((

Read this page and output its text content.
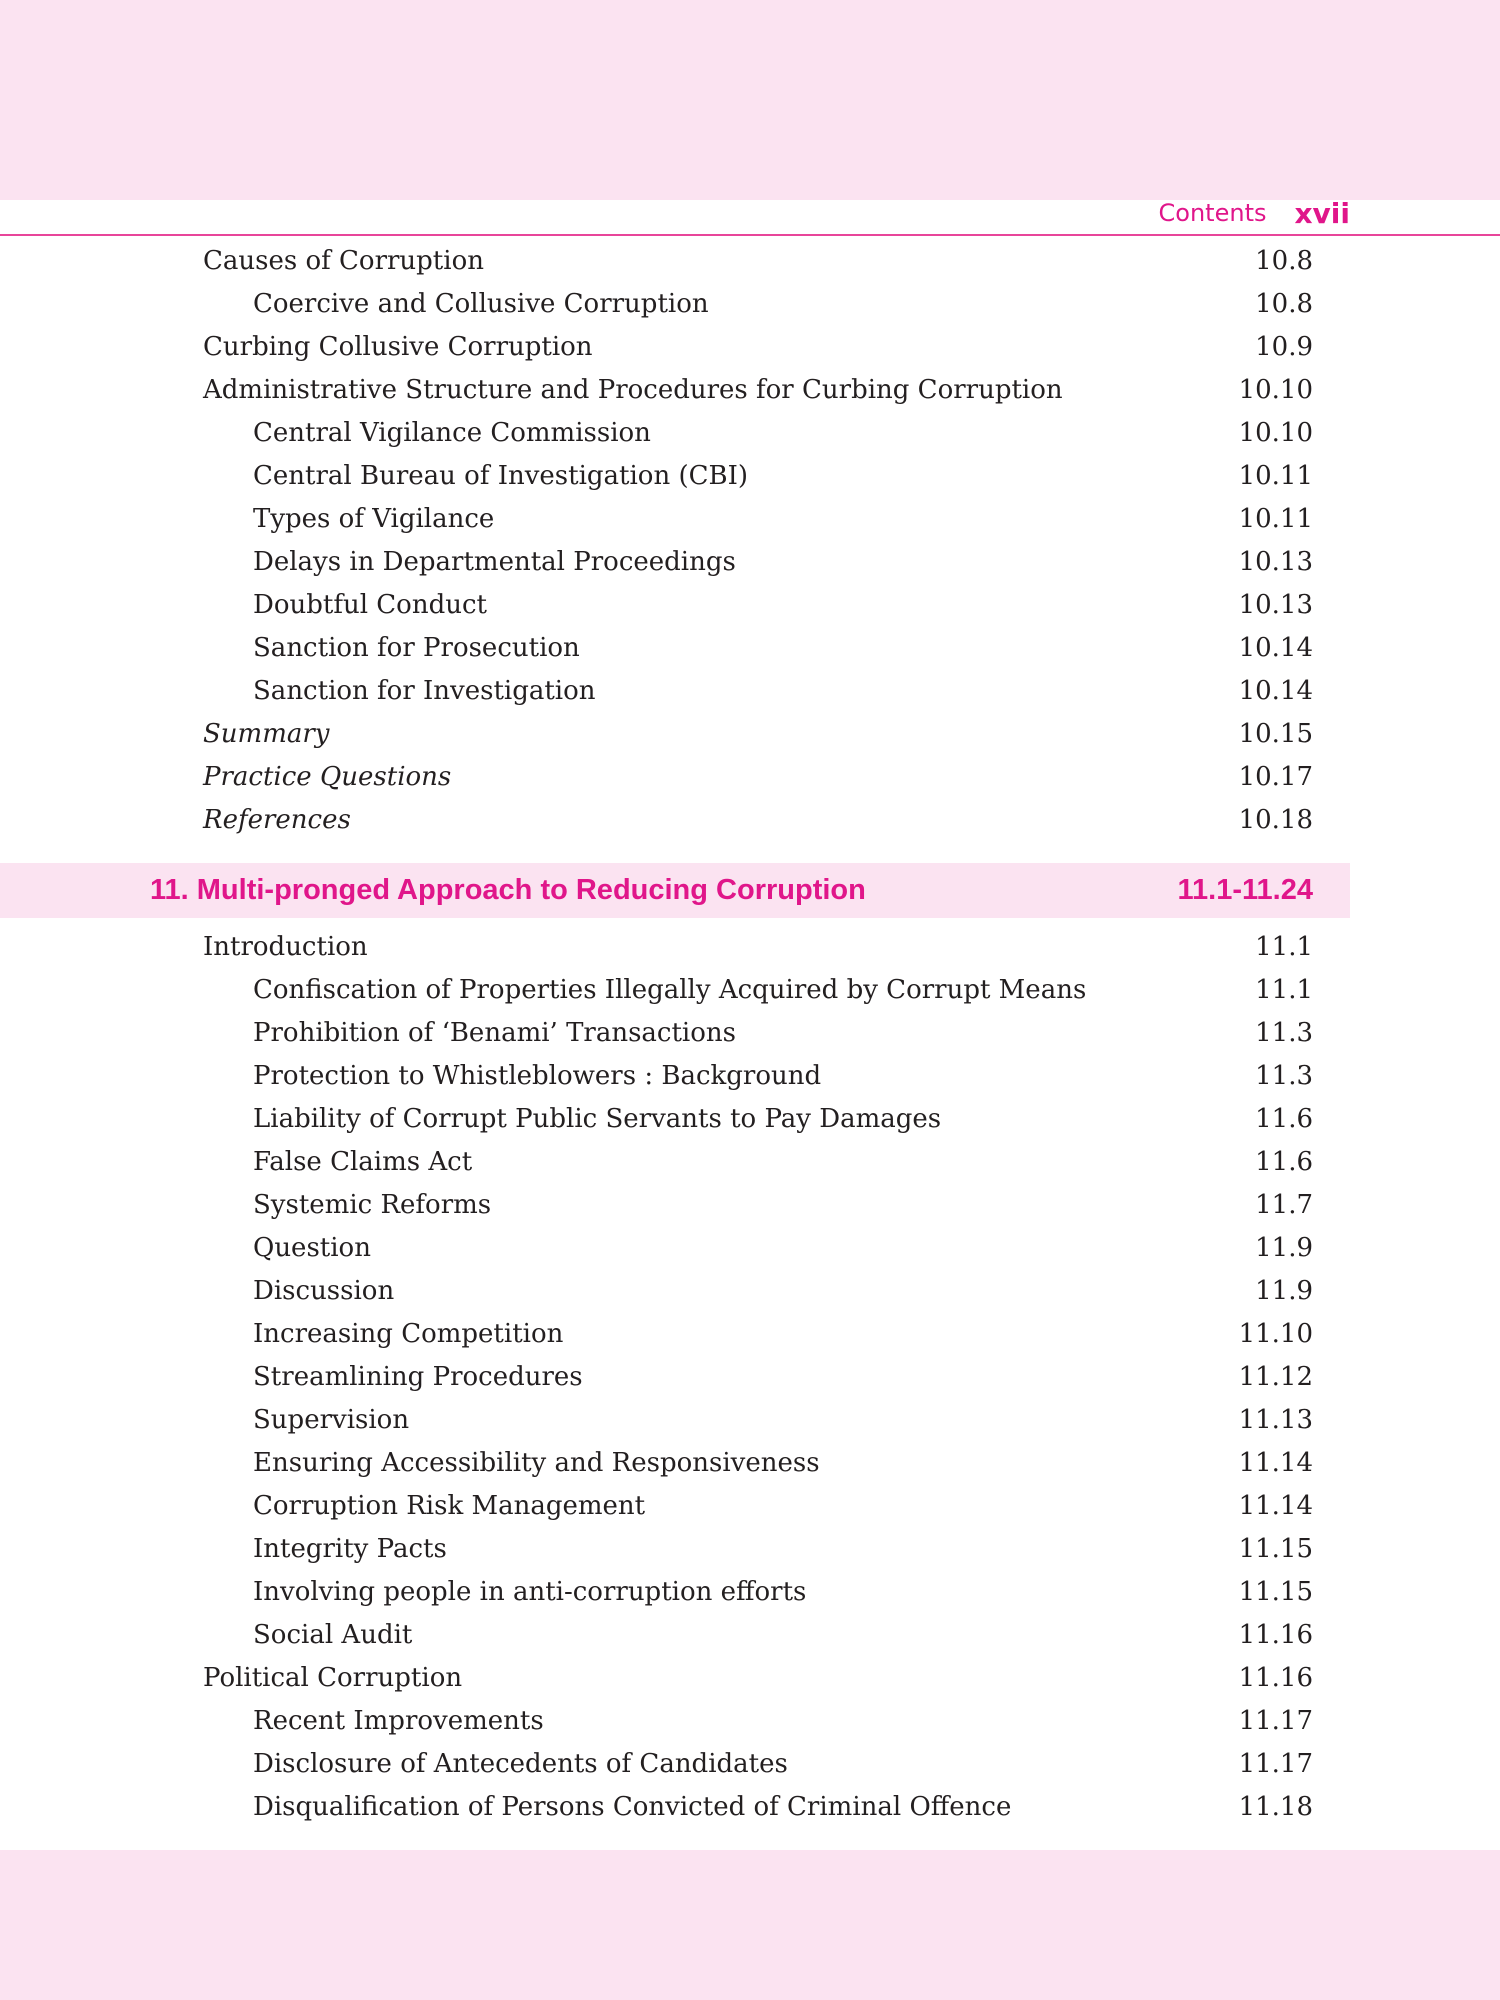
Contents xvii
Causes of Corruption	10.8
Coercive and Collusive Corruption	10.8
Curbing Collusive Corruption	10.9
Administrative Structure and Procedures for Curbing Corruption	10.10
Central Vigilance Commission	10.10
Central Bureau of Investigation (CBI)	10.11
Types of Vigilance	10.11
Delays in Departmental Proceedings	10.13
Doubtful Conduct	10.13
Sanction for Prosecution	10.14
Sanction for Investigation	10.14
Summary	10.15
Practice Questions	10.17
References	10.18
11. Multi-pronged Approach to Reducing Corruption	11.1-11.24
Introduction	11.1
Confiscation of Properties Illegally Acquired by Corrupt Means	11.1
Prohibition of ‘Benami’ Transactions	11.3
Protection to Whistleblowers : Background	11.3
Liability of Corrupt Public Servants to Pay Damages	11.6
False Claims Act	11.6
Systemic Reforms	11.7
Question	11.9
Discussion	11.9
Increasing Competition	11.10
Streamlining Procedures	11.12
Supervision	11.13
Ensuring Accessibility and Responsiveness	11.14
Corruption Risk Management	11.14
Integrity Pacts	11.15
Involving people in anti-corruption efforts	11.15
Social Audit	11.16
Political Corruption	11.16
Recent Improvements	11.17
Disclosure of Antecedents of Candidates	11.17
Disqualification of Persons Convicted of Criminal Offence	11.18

))

• _Task objective_: From the entries, report each line that includes the word "Sanction".

• _Exercise solution_:
Sanction for Prosecution	10.14
Sanction for Investigation	10.14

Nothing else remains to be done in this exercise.